[AIM]: A line counts if it contains the word "University" at least once. State how many such lines the records contain, giving the number alone.

[DATA SUPPLIED]:

####################

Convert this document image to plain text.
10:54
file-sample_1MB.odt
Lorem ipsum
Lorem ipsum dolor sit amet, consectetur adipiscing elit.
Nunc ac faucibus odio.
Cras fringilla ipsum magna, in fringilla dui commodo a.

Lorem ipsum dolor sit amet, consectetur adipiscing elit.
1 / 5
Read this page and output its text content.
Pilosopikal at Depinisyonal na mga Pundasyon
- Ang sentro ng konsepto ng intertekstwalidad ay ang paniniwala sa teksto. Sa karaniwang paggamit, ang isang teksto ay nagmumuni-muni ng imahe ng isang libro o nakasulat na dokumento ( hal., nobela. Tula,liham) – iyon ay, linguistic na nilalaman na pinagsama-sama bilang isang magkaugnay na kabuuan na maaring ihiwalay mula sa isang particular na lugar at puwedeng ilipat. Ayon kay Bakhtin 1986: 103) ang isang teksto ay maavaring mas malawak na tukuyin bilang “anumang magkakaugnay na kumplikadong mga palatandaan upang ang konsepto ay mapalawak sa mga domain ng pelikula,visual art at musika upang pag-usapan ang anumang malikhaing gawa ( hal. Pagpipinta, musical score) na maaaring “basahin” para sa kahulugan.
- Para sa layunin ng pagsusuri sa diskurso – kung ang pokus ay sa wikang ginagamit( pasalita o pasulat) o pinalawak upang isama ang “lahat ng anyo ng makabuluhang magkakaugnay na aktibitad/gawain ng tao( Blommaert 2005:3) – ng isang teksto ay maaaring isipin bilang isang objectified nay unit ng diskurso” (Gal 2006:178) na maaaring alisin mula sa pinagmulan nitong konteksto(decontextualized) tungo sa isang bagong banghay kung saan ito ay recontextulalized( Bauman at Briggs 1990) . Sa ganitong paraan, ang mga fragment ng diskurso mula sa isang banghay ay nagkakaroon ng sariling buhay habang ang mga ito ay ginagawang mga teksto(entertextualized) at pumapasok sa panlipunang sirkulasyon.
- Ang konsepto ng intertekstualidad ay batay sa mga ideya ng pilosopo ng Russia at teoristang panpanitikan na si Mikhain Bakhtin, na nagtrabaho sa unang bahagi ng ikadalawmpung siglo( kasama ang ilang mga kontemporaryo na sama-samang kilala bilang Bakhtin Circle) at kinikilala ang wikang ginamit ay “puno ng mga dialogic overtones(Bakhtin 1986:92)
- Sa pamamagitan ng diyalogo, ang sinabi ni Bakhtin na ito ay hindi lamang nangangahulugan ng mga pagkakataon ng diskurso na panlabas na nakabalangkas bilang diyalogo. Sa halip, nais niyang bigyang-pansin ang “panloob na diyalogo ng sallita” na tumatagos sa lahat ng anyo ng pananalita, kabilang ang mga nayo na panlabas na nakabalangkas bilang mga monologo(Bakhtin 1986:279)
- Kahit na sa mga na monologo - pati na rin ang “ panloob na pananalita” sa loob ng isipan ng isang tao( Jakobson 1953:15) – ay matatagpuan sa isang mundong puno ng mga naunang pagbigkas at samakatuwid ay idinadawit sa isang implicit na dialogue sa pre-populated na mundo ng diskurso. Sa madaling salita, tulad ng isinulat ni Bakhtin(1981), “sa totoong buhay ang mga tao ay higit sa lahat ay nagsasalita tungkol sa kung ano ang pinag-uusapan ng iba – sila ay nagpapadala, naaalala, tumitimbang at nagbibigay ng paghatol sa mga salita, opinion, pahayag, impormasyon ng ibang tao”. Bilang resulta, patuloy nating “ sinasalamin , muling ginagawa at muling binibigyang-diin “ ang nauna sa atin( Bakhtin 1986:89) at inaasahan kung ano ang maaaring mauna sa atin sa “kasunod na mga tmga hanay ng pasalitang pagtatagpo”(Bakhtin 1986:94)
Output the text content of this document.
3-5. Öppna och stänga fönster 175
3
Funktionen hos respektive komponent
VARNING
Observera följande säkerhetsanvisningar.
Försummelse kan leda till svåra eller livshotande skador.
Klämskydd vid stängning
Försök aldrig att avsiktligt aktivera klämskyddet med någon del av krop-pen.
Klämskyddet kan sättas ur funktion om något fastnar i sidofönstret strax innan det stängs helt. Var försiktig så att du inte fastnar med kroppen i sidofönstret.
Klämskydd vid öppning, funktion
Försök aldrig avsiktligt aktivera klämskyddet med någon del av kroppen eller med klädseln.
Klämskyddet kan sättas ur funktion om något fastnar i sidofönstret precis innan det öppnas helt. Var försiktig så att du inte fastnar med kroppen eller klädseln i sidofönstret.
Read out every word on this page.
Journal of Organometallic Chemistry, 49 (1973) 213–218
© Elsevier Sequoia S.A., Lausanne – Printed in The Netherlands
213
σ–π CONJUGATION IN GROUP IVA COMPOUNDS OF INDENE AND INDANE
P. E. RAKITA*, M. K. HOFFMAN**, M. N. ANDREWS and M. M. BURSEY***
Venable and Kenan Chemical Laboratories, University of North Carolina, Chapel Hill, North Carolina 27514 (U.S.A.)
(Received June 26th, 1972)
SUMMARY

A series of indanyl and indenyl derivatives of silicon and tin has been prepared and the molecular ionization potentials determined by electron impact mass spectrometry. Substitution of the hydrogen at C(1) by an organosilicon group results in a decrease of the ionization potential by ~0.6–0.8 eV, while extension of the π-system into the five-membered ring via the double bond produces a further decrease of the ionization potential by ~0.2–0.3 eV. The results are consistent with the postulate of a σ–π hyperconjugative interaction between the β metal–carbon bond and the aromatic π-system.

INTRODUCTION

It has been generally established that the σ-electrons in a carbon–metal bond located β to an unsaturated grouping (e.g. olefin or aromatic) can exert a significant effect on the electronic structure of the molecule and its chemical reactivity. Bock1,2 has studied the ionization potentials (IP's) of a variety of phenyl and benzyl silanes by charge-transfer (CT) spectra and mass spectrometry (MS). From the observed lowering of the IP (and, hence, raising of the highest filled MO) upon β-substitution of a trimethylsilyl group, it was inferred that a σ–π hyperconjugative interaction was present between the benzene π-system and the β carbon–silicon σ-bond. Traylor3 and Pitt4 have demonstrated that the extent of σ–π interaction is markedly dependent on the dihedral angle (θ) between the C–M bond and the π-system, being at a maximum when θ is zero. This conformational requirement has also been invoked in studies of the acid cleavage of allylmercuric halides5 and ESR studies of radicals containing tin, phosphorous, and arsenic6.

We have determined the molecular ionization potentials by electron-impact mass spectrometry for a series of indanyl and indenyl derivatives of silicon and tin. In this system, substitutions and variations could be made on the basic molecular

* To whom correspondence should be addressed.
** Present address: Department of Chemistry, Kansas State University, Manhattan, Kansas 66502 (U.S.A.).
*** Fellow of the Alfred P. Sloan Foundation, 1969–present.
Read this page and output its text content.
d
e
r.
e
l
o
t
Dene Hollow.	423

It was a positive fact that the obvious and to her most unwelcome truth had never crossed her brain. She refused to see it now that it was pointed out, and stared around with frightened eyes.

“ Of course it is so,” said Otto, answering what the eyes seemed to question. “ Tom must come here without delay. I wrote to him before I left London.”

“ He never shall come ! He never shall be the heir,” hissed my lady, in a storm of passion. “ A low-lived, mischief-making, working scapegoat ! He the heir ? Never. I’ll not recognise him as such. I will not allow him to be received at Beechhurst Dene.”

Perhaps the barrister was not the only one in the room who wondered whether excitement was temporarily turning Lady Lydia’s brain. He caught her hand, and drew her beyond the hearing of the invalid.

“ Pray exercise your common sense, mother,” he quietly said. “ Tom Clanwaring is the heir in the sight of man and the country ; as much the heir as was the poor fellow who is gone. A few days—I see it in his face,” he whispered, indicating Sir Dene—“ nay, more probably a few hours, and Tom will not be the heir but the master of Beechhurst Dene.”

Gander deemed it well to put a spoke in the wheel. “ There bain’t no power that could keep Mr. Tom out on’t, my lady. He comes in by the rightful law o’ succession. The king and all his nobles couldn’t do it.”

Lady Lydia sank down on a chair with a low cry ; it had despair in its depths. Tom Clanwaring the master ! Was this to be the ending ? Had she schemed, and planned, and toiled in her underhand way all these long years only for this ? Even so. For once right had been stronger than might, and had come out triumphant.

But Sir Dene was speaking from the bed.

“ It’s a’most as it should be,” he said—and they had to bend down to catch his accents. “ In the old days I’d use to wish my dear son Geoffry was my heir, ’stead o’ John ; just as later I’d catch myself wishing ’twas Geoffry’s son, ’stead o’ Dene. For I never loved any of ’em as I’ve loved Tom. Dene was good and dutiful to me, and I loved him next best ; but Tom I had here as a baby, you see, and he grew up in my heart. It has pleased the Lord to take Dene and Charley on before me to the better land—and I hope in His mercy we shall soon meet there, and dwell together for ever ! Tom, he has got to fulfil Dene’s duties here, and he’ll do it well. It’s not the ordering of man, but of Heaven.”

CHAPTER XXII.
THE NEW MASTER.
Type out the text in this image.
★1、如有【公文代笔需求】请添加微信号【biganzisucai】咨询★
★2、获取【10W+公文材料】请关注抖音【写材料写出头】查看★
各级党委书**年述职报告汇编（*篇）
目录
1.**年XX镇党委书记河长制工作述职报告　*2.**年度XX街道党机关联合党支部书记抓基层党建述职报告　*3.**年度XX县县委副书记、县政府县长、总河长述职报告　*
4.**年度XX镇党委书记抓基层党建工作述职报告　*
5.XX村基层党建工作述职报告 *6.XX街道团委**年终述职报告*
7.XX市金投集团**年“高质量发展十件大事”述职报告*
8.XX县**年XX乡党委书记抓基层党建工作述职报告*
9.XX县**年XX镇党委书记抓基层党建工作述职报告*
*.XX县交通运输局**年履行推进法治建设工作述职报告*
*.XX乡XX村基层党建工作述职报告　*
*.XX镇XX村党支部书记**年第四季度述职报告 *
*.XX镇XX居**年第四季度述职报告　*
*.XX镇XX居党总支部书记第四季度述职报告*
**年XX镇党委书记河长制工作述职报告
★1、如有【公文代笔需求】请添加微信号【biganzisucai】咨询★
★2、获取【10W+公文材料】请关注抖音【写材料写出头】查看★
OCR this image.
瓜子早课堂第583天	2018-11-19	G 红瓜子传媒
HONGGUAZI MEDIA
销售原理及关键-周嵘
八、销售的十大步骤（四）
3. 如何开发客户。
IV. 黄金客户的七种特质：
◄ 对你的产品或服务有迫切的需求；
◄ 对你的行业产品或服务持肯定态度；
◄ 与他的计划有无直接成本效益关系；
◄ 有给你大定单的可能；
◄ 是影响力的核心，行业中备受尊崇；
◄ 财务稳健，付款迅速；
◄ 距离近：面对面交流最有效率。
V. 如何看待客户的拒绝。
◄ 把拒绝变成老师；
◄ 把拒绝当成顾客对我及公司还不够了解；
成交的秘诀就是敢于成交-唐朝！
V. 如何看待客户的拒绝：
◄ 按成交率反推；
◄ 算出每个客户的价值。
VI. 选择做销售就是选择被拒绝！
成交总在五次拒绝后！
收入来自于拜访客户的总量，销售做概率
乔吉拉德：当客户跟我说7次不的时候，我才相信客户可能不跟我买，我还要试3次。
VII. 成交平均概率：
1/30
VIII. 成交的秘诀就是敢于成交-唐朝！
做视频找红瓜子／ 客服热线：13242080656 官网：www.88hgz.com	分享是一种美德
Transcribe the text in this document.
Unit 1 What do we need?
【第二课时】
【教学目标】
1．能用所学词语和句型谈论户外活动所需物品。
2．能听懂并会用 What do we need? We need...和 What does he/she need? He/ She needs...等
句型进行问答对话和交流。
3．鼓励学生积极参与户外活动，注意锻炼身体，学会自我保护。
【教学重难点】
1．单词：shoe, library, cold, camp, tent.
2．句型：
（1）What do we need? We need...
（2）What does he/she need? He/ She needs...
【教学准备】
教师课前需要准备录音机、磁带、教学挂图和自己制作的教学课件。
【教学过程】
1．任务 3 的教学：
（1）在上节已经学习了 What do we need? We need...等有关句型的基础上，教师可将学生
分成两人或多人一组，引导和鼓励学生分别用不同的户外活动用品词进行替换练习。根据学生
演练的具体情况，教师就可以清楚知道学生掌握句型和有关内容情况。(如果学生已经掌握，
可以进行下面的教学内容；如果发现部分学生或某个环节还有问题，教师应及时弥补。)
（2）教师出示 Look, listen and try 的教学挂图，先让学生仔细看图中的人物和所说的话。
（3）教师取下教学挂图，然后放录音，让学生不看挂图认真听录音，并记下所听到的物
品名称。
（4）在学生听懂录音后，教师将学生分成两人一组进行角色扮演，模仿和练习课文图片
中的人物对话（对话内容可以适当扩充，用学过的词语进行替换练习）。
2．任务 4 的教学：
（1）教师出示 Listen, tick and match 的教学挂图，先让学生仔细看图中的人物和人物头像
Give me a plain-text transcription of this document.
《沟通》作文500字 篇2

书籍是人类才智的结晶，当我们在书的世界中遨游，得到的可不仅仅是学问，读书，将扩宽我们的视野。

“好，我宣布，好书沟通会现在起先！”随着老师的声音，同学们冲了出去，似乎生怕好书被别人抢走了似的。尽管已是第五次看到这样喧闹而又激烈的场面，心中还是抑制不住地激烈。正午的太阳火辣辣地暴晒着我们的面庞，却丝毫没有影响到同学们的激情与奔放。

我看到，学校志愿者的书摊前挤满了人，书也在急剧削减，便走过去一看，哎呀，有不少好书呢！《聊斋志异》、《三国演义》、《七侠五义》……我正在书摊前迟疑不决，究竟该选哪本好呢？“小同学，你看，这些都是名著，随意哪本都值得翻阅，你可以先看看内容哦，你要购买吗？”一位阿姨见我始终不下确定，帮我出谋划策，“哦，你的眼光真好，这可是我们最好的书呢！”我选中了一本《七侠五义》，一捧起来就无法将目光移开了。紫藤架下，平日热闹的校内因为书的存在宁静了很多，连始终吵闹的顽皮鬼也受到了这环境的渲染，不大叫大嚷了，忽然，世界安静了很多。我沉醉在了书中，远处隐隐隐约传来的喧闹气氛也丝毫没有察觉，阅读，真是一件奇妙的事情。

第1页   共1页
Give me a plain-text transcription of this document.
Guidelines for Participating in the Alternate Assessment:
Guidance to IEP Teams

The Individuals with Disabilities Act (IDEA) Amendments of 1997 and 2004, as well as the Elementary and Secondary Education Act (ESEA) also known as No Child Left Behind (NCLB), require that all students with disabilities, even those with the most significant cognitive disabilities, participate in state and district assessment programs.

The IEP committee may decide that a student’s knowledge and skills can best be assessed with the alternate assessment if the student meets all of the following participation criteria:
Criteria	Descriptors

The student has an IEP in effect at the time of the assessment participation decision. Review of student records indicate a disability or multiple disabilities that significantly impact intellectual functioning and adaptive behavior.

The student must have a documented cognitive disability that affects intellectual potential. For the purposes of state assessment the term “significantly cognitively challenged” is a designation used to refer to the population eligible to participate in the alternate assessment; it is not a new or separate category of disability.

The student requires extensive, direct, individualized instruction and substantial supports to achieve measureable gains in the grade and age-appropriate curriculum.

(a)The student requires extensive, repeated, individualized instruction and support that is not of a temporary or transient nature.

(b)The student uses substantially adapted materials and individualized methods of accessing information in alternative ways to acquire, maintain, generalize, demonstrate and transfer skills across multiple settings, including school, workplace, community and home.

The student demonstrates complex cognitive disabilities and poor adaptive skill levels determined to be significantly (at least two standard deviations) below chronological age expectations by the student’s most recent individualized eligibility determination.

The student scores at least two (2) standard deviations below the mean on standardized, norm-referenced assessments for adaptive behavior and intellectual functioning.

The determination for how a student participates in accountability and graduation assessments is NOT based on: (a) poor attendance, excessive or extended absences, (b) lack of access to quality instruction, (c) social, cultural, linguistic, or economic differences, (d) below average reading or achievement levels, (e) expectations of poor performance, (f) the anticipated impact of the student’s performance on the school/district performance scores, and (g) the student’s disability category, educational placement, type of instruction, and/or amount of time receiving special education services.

####################

[TASK RESPONSE]: 2